═══ Supplied data ═══

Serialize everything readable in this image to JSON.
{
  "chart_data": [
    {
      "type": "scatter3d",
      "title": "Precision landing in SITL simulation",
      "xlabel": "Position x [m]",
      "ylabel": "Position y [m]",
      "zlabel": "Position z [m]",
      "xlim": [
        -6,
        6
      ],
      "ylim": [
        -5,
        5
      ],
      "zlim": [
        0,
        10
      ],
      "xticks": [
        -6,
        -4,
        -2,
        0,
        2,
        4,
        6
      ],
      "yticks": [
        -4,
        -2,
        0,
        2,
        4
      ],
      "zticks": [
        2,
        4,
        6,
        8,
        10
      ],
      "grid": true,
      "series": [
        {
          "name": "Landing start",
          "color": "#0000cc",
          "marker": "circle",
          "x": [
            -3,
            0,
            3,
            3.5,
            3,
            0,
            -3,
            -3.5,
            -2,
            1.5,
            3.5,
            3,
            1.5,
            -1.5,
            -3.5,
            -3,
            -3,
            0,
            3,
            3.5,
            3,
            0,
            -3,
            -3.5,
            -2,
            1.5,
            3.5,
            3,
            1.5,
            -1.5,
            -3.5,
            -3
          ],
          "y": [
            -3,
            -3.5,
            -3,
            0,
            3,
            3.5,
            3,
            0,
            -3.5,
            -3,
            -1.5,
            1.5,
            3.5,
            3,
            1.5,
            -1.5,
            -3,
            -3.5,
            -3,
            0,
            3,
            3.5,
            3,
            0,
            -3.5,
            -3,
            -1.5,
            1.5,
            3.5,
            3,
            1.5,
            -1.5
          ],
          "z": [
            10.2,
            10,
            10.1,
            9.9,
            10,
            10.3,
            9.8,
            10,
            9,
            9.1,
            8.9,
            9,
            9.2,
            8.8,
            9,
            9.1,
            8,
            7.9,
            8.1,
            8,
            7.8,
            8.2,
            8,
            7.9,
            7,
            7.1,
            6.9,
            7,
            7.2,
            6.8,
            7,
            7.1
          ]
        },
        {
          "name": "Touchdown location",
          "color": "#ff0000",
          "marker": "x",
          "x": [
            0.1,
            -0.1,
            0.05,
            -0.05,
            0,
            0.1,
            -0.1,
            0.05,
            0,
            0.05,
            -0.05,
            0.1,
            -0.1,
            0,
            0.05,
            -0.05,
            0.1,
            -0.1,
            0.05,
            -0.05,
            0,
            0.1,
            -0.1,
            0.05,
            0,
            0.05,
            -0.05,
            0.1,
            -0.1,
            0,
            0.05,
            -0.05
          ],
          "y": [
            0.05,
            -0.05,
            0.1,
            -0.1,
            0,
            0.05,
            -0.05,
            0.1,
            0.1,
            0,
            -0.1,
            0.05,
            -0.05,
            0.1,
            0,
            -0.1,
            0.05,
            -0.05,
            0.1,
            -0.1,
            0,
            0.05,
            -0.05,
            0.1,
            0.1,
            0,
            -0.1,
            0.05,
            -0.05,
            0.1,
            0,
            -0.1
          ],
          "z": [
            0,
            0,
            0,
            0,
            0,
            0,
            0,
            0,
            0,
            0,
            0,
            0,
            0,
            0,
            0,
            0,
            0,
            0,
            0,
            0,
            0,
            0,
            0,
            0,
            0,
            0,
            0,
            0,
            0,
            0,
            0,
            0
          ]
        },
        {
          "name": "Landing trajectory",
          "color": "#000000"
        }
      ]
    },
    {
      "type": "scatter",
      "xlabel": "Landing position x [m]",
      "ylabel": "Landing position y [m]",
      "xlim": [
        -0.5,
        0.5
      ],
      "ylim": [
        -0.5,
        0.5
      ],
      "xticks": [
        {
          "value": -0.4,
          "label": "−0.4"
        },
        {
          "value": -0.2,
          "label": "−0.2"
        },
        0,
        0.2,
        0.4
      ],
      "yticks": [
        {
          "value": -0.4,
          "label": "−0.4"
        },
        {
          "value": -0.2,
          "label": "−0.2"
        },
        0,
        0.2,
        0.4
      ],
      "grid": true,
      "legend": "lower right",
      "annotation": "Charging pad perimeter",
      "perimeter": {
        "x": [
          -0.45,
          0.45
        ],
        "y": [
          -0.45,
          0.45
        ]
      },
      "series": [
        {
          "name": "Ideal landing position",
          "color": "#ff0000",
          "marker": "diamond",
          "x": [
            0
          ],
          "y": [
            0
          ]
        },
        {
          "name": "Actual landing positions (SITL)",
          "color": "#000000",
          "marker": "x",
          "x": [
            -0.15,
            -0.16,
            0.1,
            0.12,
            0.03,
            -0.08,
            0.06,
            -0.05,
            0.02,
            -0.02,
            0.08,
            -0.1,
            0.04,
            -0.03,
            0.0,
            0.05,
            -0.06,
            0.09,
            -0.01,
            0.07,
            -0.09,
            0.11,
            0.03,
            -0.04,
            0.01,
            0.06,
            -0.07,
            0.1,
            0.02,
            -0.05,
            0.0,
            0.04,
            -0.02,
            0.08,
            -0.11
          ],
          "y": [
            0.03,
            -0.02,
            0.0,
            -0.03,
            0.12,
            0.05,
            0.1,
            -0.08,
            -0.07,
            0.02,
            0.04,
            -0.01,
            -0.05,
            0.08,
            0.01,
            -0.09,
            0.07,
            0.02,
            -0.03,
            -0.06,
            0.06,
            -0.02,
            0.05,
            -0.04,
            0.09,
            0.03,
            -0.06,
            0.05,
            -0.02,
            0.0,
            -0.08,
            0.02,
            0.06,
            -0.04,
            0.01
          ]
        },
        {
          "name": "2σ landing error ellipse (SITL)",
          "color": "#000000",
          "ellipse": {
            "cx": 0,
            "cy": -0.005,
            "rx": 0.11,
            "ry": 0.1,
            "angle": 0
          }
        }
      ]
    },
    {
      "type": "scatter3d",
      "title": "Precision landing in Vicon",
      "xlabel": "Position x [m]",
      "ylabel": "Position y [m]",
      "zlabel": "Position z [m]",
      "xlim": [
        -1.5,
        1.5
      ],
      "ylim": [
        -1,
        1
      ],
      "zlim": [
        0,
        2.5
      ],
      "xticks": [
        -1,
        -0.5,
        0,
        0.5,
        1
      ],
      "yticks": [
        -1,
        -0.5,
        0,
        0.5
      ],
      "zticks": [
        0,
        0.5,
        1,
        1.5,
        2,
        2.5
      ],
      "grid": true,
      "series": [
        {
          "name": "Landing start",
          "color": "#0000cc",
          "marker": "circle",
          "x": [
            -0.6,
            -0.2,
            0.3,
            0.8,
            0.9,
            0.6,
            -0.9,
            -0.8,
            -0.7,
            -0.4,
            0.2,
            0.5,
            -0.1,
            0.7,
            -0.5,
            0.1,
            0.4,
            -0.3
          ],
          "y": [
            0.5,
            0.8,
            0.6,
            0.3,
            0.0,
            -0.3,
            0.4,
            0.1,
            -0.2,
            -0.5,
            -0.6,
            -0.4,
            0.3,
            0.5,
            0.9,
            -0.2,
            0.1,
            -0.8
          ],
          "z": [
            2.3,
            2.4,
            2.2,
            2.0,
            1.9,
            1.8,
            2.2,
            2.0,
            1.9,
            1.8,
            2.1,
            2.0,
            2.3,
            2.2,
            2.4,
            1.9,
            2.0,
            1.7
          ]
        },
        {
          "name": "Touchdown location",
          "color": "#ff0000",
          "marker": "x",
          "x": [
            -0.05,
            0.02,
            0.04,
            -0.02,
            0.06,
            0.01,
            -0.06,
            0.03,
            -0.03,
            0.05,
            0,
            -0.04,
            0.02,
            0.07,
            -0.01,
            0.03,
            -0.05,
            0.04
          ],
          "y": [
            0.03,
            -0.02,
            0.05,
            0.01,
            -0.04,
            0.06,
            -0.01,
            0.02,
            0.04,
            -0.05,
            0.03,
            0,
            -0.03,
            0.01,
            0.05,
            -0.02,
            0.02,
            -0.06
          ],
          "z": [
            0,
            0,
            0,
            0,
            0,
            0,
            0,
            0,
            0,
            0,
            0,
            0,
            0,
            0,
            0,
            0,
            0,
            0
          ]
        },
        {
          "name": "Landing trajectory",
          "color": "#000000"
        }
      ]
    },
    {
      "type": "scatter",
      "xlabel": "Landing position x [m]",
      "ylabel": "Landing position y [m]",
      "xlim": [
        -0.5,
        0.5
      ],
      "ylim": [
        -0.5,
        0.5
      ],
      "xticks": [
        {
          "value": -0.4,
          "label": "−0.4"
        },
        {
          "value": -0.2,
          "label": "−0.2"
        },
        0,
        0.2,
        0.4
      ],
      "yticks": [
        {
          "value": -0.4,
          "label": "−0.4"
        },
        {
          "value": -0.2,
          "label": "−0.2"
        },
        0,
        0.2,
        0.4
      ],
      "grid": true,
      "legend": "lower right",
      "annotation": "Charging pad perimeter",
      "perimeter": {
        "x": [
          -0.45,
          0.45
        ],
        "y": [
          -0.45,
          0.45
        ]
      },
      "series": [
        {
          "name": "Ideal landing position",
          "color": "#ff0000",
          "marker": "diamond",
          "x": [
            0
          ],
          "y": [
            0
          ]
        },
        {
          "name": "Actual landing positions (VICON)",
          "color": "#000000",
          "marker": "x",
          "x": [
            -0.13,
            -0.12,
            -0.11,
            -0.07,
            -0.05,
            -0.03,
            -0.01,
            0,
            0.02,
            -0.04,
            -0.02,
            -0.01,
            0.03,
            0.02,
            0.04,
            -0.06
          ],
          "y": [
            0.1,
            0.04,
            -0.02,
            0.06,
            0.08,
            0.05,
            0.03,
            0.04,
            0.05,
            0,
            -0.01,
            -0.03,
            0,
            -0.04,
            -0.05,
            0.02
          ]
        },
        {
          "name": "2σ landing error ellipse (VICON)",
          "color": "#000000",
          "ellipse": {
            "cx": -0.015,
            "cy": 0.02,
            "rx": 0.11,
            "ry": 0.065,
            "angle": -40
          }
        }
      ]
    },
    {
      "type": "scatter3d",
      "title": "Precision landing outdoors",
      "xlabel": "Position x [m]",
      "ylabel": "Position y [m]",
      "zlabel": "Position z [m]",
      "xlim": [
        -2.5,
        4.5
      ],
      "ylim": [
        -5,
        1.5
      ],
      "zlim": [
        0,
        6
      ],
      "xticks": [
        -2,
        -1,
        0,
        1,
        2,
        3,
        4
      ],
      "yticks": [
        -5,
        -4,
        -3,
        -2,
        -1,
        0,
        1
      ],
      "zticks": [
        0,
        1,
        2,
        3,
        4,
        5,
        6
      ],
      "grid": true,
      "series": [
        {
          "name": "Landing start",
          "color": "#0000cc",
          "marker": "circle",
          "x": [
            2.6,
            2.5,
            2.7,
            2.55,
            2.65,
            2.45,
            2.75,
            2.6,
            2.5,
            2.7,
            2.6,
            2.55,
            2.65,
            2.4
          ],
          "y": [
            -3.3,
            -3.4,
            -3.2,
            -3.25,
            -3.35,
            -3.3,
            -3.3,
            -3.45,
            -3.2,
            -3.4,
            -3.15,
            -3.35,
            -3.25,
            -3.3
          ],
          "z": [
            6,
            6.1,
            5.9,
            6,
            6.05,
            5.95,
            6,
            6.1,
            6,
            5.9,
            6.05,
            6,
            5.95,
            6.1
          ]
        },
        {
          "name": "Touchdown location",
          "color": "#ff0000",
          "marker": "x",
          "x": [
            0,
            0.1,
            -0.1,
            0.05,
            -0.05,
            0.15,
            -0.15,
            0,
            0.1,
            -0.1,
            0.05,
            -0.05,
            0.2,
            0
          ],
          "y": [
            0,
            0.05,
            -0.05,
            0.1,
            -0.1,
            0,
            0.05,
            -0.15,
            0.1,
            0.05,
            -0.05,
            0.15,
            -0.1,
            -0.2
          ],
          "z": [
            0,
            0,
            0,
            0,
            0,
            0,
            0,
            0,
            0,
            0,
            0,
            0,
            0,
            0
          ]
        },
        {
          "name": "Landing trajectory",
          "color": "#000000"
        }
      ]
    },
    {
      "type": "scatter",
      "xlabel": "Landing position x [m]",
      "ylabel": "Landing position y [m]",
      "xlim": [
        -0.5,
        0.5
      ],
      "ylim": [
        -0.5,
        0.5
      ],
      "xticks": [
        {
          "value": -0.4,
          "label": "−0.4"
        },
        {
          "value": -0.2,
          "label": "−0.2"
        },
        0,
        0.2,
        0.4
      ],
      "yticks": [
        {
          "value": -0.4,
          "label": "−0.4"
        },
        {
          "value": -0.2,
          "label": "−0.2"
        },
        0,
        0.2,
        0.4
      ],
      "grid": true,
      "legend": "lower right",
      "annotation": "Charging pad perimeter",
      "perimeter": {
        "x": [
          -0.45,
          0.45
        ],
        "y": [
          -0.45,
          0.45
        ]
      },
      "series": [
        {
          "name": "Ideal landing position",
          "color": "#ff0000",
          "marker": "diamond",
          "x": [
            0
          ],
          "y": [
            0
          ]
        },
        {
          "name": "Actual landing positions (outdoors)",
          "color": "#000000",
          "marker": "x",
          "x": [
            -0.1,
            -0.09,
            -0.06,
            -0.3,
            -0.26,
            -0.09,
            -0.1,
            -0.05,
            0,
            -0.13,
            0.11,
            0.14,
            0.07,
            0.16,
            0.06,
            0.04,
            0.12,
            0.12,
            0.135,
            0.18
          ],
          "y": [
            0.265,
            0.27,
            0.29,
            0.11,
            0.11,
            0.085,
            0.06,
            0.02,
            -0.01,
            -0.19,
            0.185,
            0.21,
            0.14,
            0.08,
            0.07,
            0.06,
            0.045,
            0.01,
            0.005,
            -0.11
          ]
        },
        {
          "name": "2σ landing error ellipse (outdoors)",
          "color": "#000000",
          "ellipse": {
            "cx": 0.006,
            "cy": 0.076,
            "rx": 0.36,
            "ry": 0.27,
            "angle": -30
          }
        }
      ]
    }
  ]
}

═══

Instructions for the task:
Read through the lines above and collect those that contain the string "positions".

Result below:
          "name": "Actual landing positions (SITL)",
          "name": "Actual landing positions (VICON)",
          "name": "Actual landing positions (outdoors)",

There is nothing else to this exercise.